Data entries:
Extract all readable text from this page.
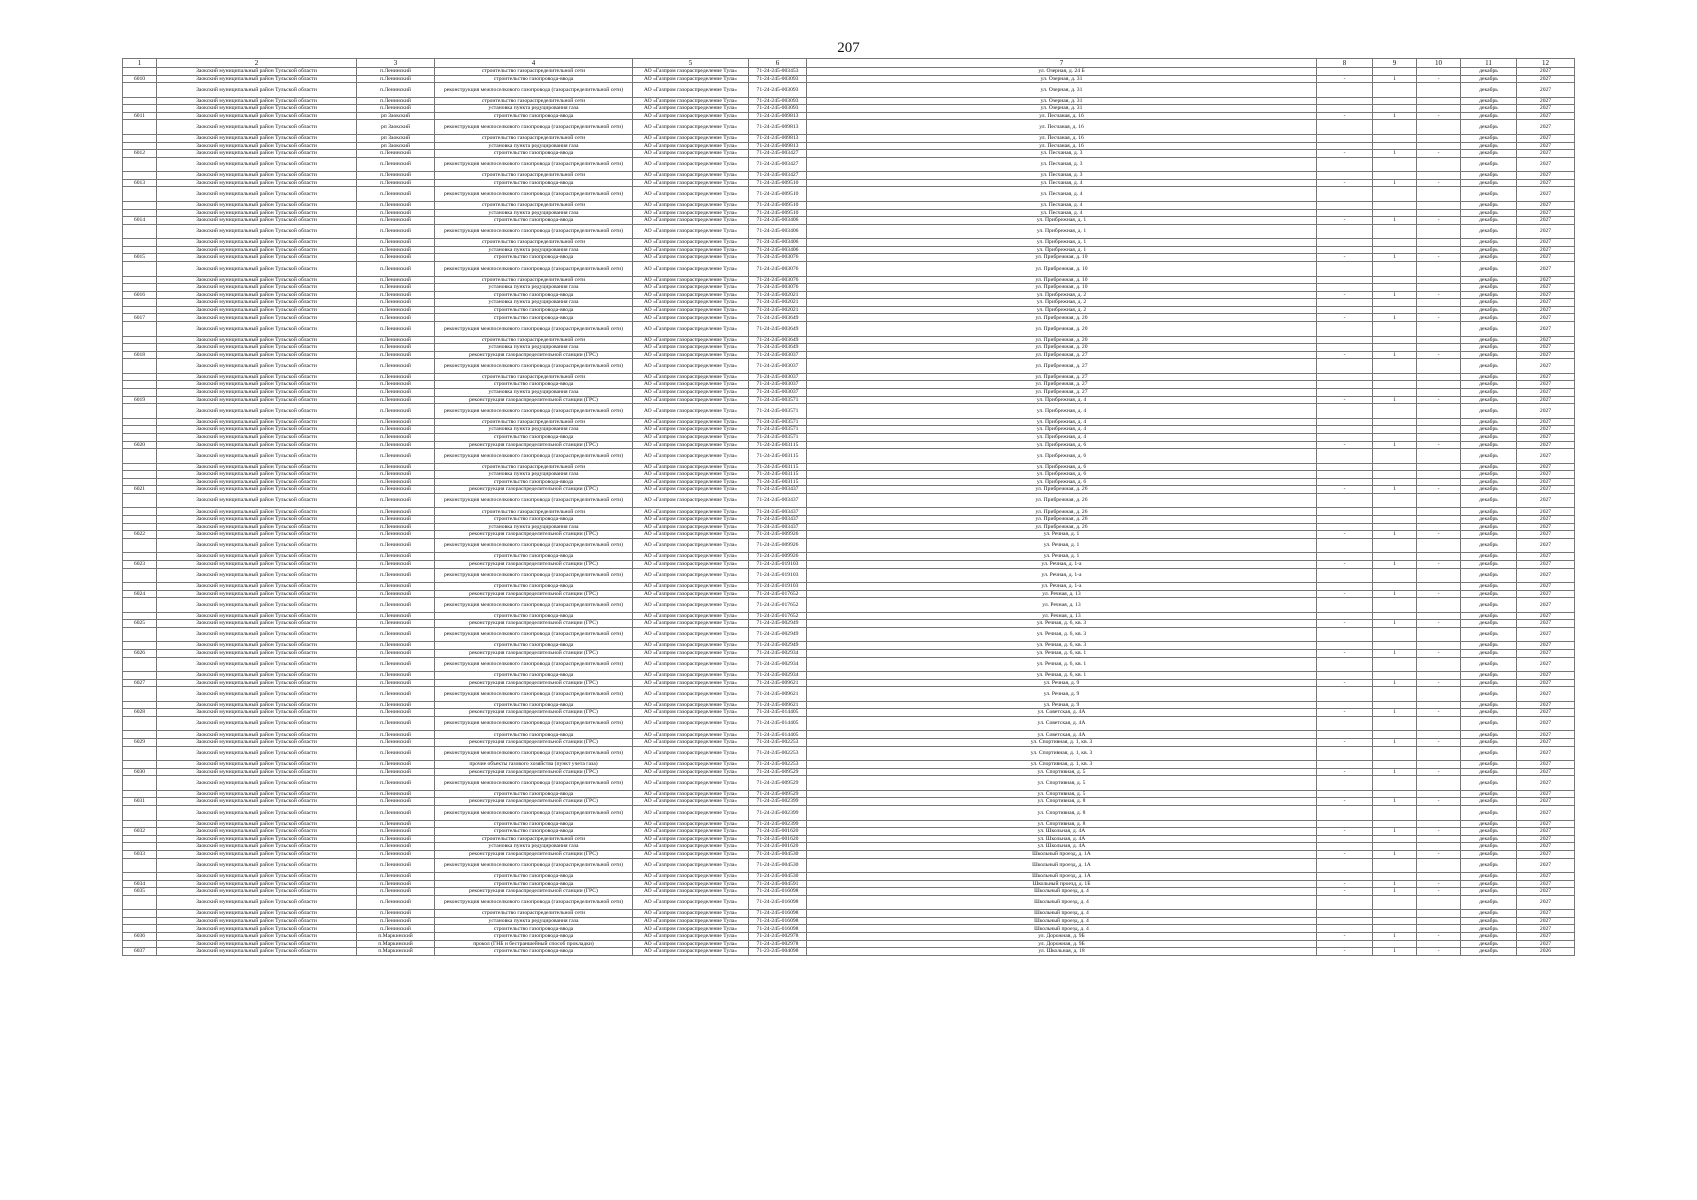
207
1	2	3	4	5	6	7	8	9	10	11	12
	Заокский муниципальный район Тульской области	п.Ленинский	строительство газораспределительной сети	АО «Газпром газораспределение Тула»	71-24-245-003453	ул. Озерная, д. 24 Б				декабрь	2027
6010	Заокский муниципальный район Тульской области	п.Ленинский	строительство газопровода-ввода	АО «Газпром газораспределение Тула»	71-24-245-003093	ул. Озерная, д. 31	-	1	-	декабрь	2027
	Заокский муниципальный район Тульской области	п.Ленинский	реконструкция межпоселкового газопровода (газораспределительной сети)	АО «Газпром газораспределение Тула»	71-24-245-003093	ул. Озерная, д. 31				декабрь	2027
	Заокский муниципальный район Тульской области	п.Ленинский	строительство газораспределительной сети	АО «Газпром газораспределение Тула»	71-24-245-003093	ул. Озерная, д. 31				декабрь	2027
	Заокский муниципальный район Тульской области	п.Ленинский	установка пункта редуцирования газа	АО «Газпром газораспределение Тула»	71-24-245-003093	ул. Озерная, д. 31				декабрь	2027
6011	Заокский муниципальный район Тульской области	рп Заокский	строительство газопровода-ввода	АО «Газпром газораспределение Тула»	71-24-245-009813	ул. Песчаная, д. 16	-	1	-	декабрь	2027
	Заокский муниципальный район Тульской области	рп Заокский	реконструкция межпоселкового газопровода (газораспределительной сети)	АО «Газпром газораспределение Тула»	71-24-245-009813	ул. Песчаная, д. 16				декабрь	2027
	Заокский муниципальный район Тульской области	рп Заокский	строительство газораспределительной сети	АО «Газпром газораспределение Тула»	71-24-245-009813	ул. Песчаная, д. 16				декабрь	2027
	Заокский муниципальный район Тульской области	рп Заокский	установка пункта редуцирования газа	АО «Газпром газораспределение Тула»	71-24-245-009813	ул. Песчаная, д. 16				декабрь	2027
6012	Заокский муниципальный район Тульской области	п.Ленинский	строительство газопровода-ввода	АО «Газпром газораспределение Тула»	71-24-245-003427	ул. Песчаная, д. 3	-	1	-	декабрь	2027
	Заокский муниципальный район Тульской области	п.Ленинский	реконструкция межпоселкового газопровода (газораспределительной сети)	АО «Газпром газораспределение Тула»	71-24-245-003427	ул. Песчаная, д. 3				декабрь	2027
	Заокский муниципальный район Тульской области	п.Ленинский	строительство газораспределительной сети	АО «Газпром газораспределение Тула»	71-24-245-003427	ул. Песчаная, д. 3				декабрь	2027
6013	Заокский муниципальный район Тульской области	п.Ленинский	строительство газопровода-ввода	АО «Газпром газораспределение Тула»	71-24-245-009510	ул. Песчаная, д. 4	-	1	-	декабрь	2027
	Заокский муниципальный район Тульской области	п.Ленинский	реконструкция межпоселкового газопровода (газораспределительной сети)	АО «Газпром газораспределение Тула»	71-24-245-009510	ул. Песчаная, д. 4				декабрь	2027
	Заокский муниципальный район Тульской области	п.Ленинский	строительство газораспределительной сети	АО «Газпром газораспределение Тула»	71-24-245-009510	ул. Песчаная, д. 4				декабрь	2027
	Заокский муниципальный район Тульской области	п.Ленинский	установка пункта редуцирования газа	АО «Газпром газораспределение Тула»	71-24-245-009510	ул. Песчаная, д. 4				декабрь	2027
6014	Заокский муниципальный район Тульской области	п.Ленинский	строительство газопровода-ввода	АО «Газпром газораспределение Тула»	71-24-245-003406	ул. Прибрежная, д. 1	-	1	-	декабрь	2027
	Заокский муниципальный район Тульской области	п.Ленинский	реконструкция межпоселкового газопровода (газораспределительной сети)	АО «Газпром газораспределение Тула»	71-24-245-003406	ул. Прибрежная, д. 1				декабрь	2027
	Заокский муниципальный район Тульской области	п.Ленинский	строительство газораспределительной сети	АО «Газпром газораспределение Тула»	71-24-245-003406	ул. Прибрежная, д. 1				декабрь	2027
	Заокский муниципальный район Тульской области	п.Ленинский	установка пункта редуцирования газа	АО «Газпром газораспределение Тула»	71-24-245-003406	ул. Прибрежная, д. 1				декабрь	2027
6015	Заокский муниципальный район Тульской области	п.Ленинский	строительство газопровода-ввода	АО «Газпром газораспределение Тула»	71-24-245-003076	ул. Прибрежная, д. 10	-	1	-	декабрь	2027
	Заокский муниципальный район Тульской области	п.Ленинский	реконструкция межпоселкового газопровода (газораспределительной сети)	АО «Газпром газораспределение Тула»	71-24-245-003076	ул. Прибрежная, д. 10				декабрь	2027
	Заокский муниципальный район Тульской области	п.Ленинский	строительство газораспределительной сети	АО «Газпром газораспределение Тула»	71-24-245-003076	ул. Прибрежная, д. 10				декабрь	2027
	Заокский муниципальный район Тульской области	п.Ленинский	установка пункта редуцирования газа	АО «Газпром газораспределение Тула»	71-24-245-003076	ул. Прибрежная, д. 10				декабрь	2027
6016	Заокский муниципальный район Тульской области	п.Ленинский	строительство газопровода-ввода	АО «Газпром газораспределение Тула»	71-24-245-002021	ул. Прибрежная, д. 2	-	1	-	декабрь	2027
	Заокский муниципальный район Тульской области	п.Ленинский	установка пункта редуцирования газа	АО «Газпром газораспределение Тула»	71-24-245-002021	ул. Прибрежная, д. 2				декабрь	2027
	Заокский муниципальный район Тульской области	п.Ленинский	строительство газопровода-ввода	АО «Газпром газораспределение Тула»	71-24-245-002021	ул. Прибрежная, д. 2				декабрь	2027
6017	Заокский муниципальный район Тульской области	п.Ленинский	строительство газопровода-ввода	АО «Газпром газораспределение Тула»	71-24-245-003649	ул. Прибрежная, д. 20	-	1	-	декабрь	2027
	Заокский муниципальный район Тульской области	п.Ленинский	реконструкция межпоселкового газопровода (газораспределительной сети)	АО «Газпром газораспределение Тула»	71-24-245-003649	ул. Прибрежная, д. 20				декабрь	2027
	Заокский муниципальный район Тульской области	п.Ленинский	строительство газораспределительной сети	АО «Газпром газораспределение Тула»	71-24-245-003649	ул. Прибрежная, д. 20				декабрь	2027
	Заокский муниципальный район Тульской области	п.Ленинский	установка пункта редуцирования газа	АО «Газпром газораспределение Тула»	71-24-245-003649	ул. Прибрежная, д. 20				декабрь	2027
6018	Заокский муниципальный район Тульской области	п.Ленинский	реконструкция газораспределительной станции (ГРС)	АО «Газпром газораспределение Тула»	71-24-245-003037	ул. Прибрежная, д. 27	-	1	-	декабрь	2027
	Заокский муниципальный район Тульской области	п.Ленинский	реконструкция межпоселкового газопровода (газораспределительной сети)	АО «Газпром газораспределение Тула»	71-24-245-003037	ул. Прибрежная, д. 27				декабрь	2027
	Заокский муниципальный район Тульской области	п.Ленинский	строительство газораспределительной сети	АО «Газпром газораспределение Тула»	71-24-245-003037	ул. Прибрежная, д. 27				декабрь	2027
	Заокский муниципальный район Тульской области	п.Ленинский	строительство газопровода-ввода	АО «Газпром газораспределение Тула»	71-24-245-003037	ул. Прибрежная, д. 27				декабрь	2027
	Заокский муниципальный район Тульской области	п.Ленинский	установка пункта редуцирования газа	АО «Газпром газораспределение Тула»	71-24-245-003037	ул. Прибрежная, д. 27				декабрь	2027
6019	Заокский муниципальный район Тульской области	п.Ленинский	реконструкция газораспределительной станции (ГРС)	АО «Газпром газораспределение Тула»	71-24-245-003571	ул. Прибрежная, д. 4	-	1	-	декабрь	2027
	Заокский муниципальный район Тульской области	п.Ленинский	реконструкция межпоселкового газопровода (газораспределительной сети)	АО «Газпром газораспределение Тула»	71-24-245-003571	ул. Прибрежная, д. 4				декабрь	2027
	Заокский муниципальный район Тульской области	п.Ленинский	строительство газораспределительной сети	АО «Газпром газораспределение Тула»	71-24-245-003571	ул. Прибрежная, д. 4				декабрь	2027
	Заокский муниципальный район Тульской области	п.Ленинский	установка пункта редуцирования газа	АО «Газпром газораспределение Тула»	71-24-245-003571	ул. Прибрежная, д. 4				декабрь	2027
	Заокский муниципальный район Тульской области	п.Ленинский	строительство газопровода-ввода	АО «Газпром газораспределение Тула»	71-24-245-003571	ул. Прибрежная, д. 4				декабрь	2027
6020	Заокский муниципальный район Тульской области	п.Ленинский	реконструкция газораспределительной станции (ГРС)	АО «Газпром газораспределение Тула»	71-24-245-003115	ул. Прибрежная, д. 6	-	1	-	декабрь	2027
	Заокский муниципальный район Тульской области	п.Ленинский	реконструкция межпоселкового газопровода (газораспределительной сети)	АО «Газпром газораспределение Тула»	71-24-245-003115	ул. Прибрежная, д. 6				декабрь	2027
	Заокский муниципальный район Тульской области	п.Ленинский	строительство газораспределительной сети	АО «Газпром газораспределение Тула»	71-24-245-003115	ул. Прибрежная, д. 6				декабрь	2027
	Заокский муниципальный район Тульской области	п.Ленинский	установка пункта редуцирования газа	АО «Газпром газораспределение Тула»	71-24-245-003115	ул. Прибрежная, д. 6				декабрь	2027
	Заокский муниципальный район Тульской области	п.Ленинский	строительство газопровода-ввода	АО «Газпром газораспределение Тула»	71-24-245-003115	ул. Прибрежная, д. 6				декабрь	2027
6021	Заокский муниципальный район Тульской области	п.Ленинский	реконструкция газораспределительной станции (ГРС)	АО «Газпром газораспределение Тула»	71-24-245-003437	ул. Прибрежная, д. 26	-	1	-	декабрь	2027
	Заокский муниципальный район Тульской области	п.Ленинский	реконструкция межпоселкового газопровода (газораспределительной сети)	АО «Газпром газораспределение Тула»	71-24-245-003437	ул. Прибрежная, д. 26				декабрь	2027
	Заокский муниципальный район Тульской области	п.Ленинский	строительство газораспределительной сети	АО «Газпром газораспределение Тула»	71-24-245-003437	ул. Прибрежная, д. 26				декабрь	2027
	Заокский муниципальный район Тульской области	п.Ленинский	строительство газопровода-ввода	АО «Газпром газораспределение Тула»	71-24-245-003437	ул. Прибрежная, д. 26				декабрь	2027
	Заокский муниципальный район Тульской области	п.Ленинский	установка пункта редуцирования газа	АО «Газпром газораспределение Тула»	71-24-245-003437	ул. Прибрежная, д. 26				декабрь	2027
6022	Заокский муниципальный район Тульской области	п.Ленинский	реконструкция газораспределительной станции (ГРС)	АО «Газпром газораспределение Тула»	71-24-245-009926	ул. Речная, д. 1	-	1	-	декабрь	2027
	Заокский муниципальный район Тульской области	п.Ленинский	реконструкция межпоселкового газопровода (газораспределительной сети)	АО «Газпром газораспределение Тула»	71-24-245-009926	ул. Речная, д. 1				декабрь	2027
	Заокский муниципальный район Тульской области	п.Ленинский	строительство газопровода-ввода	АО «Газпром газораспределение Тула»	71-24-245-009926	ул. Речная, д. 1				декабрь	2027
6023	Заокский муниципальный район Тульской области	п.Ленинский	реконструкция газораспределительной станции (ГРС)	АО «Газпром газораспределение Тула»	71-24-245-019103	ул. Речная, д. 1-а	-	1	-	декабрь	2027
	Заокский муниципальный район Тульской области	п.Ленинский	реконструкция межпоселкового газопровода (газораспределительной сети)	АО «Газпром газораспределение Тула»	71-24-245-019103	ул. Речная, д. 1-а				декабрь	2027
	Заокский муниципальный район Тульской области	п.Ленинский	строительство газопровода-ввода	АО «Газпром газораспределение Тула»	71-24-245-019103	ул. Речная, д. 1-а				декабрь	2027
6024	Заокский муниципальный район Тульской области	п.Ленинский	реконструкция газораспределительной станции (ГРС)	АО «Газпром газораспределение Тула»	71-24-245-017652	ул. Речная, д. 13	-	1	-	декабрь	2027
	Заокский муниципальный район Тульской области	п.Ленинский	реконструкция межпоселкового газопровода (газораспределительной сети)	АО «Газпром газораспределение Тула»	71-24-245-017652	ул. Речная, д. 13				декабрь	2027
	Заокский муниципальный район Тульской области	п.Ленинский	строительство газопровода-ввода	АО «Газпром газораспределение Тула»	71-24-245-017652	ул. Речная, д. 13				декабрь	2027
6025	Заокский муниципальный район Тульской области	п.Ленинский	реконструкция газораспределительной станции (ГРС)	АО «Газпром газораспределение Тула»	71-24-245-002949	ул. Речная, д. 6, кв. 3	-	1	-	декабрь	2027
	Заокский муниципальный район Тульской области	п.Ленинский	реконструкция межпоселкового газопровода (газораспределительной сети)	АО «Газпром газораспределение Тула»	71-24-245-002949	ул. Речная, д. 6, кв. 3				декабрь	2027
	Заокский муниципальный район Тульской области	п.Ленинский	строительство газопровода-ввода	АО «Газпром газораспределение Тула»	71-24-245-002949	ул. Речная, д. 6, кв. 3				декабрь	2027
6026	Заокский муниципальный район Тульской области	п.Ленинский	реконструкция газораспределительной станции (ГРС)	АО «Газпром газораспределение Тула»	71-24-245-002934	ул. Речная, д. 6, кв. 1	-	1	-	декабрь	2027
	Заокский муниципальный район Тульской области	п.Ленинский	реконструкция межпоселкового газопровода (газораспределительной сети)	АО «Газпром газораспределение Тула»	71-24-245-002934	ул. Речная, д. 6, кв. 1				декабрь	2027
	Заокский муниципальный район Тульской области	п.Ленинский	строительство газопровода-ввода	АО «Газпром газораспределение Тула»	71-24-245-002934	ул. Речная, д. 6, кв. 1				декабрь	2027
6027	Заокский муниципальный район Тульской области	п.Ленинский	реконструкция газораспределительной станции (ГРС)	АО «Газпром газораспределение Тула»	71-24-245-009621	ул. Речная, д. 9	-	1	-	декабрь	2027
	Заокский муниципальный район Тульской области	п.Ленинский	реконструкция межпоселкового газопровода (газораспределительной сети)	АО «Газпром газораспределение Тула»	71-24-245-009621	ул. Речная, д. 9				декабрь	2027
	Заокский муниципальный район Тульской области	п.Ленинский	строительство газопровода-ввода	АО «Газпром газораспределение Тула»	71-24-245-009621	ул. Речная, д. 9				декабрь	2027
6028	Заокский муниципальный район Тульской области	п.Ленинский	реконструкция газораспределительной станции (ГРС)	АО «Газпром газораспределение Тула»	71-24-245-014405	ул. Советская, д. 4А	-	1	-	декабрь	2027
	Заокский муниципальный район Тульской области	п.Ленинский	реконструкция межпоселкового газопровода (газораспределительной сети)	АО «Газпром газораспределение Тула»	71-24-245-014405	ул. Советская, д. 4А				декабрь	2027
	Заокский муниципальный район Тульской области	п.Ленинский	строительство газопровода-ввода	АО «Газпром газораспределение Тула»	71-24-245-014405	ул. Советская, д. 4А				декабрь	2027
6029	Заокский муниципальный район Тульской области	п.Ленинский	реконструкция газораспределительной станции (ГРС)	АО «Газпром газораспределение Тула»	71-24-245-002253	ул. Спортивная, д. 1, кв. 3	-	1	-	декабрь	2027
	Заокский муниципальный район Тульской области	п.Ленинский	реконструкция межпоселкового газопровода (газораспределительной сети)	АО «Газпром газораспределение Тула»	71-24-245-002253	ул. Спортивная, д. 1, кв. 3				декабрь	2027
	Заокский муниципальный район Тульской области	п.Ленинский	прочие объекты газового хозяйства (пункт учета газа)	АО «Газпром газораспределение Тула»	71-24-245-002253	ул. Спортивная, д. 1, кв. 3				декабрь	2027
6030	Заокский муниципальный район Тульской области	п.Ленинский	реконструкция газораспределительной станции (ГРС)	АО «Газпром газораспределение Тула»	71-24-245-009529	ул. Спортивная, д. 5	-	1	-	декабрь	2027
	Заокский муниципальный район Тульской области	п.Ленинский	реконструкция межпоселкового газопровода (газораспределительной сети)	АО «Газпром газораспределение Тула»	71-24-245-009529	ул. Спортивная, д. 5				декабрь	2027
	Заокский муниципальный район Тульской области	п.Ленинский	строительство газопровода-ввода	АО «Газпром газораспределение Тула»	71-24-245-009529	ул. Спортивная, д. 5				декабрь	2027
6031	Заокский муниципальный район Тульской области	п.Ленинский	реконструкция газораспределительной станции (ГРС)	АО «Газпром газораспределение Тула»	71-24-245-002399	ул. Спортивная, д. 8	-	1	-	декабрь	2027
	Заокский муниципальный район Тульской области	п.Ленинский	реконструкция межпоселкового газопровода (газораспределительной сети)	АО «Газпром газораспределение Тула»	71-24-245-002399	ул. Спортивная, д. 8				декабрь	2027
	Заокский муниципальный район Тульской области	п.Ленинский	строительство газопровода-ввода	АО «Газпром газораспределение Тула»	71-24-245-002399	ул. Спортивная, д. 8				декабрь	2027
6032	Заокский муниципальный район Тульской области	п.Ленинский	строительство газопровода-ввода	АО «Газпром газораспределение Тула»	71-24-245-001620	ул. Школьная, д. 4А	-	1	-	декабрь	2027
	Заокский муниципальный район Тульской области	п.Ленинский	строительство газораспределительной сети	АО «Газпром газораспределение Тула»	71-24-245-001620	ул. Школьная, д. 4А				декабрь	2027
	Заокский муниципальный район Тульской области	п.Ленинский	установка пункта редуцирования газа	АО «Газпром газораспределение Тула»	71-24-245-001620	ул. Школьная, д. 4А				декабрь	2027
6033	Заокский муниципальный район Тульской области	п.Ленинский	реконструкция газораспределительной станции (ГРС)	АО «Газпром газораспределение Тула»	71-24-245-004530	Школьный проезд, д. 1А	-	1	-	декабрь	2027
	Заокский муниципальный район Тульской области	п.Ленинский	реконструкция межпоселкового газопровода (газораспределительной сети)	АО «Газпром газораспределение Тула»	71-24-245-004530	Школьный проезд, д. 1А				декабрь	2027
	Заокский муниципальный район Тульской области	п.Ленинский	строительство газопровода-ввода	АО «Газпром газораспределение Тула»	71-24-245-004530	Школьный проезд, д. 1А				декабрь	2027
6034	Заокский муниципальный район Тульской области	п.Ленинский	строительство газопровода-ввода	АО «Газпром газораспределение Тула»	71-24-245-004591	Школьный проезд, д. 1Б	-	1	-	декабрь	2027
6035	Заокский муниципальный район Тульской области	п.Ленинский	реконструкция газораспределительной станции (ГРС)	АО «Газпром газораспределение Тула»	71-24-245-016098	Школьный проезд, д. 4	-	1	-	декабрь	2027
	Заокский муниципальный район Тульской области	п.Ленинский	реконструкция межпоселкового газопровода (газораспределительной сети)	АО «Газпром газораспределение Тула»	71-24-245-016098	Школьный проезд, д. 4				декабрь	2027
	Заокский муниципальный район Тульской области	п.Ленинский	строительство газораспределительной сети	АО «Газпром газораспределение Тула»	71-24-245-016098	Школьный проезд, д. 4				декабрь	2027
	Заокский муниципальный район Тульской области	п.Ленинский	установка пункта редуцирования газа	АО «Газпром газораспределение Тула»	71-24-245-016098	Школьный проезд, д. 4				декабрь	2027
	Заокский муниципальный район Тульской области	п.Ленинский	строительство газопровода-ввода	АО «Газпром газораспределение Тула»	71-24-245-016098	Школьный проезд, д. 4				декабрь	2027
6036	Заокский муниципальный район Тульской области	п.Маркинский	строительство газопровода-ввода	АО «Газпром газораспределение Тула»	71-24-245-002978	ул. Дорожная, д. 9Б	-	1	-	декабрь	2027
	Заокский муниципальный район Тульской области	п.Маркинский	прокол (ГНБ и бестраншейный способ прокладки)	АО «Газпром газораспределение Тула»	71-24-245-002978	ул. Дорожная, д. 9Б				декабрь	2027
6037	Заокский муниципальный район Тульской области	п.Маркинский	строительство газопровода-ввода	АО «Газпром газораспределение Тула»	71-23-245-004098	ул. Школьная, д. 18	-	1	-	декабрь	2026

---

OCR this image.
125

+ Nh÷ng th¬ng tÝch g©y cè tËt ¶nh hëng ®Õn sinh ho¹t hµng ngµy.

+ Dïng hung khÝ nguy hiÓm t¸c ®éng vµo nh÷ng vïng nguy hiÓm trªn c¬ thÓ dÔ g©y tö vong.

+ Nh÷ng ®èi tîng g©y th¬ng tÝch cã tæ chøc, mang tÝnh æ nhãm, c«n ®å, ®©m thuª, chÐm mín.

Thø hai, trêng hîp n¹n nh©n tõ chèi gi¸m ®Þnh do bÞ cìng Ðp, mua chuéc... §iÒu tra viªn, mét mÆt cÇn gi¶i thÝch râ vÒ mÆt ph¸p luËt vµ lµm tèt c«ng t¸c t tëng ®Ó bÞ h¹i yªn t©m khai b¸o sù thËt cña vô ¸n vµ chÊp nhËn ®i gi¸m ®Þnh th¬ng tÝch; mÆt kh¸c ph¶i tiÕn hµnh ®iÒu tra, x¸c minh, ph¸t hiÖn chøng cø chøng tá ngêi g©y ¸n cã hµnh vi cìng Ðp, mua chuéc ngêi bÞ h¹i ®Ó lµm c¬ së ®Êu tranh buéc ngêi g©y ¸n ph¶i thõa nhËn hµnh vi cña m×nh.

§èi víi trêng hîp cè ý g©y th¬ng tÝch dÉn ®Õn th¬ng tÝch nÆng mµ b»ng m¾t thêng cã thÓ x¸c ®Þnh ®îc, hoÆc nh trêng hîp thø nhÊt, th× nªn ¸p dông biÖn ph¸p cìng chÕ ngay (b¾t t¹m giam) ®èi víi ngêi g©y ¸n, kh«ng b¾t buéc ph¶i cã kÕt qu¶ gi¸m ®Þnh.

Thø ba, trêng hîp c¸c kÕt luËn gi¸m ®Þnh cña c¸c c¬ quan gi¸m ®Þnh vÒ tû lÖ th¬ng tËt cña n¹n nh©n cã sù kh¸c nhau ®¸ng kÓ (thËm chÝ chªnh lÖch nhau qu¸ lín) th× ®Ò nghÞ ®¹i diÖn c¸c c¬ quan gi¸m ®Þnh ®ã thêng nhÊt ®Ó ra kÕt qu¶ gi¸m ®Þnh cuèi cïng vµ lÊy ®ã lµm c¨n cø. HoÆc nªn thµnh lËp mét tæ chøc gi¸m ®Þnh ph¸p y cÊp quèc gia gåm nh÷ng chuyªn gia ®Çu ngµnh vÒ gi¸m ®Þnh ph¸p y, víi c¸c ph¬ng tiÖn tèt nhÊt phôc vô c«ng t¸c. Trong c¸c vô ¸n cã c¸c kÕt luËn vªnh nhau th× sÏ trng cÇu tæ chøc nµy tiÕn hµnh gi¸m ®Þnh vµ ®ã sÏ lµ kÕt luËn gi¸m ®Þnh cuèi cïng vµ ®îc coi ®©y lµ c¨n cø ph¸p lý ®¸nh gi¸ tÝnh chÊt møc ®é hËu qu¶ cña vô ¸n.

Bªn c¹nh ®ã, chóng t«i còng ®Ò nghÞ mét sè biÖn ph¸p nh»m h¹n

■ **Exercise requirements**:
Look over the listing above. Pick out and copy every line that includes "buéc".

■ **Written solution**:
Thø hai, trêng hîp n¹n nh©n tõ chèi gi¸m ®Þnh do bÞ cìng Ðp, mua chuéc... §iÒu tra viªn, mét mÆt cÇn gi¶i thÝch râ vÒ mÆt ph¸p luËt vµ lµm tèt c«ng t¸c t tëng ®Ó bÞ h¹i yªn t©m khai b¸o sù thËt cña vô ¸n vµ chÊp nhËn ®i gi¸m ®Þnh th¬ng tÝch; mÆt kh¸c ph¶i tiÕn hµnh ®iÒu tra, x¸c minh, ph¸t hiÖn chøng cø chøng tá ngêi g©y ¸n cã hµnh vi cìng Ðp, mua chuéc ngêi bÞ h¹i ®Ó lµm c¬ së ®Êu tranh buéc ngêi g©y ¸n ph¶i thõa nhËn hµnh vi cña m×nh.
§èi víi trêng hîp cè ý g©y th¬ng tÝch dÉn ®Õn th¬ng tÝch nÆng mµ b»ng m¾t thêng cã thÓ x¸c ®Þnh ®îc, hoÆc nh trêng hîp thø nhÊt, th× nªn ¸p dông biÖn ph¸p cìng chÕ ngay (b¾t t¹m giam) ®èi víi ngêi g©y ¸n, kh«ng b¾t buéc ph¶i cã kÕt qu¶ gi¸m ®Þnh.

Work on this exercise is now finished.